**Your goal**: Extract each line where the string "comfortable" shows up.

**Data records**:
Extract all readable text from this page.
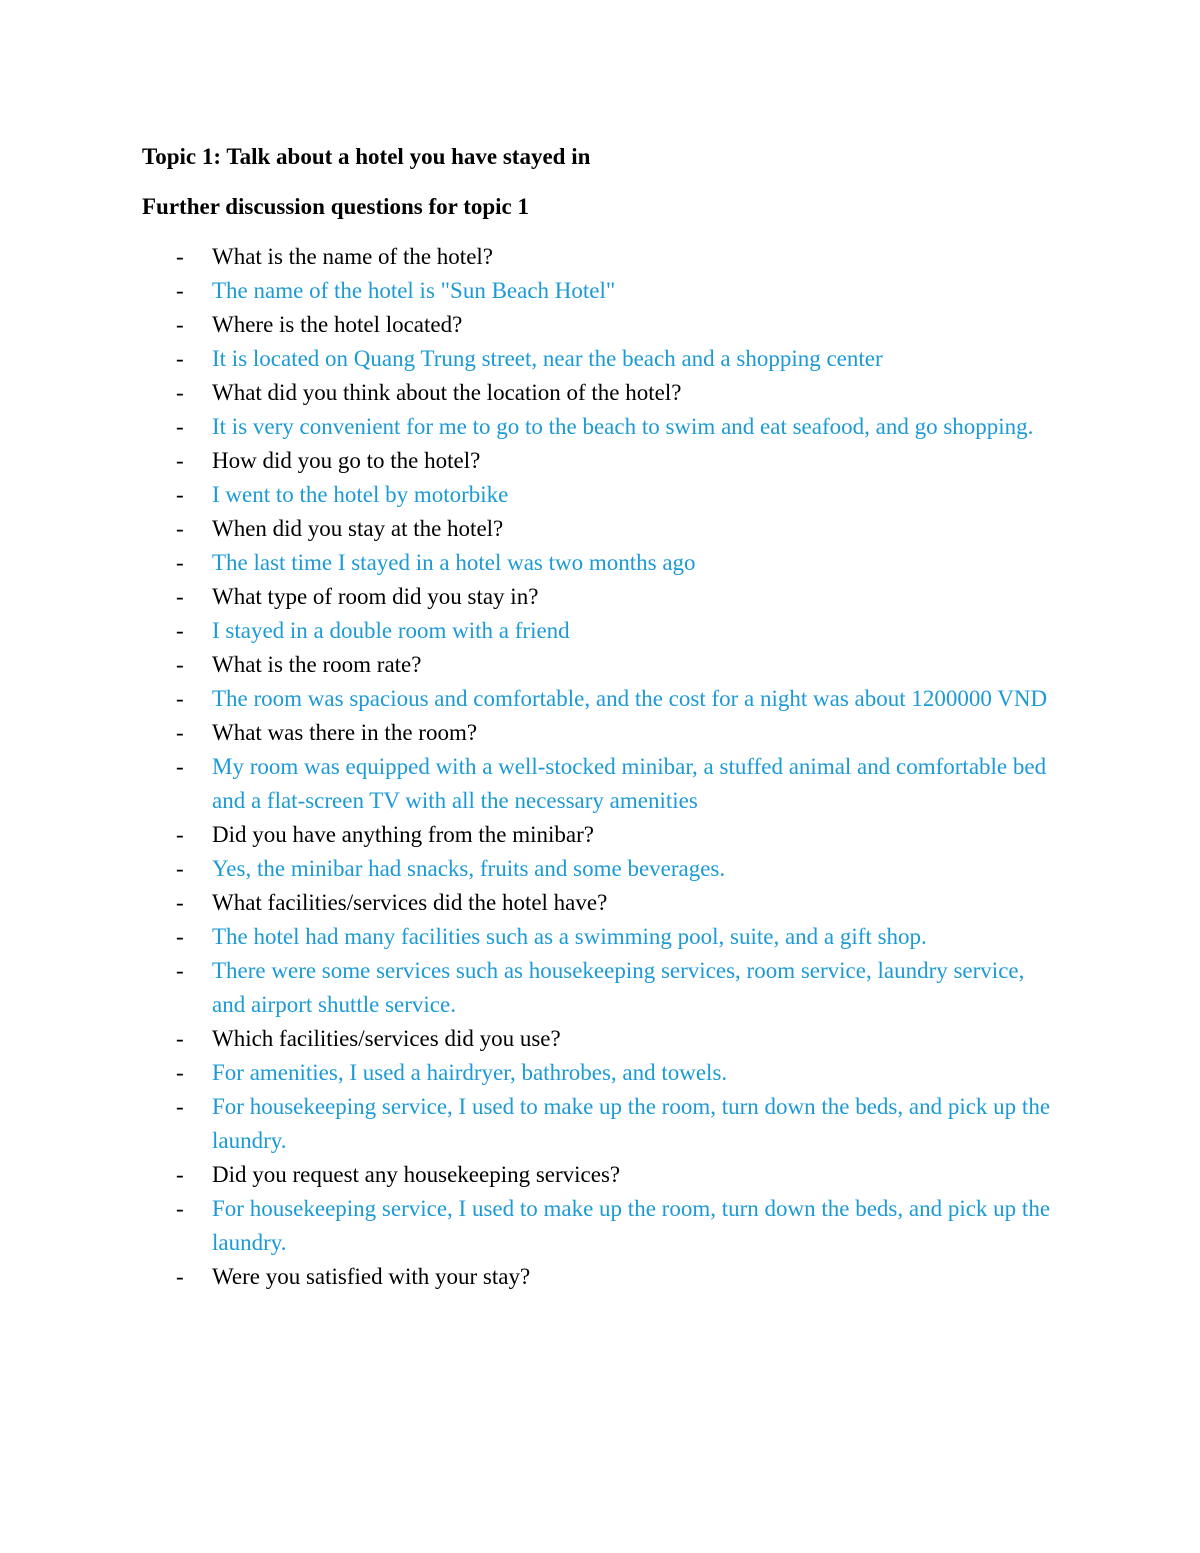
Topic 1: Talk about a hotel you have stayed in

Further discussion questions for topic 1

- What is the name of the hotel?
- The name of the hotel is "Sun Beach Hotel"
- Where is the hotel located?
- It is located on Quang Trung street, near the beach and a shopping center
- What did you think about the location of the hotel?
- It is very convenient for me to go to the beach to swim and eat seafood, and go shopping.
- How did you go to the hotel?
- I went to the hotel by motorbike
- When did you stay at the hotel?
- The last time I stayed in a hotel was two months ago
- What type of room did you stay in?
- I stayed in a double room with a friend
- What is the room rate?
- The room was spacious and comfortable, and the cost for a night was about 1200000 VND
- What was there in the room?
- My room was equipped with a well-stocked minibar, a stuffed animal and comfortable bed and a flat-screen TV with all the necessary amenities
- Did you have anything from the minibar?
- Yes, the minibar had snacks, fruits and some beverages.
- What facilities/services did the hotel have?
- The hotel had many facilities such as a swimming pool, suite, and a gift shop.
- There were some services such as housekeeping services, room service, laundry service, and airport shuttle service.
- Which facilities/services did you use?
- For amenities, I used a hairdryer, bathrobes, and towels.
- For housekeeping service, I used to make up the room, turn down the beds, and pick up the laundry.
- Did you request any housekeeping services?
- For housekeeping service, I used to make up the room, turn down the beds, and pick up the laundry.
- Were you satisfied with your stay?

**Task output**:
- The room was spacious and comfortable, and the cost for a night was about 1200000 VND
- My room was equipped with a well-stocked minibar, a stuffed animal and comfortable bed and a flat-screen TV with all the necessary amenities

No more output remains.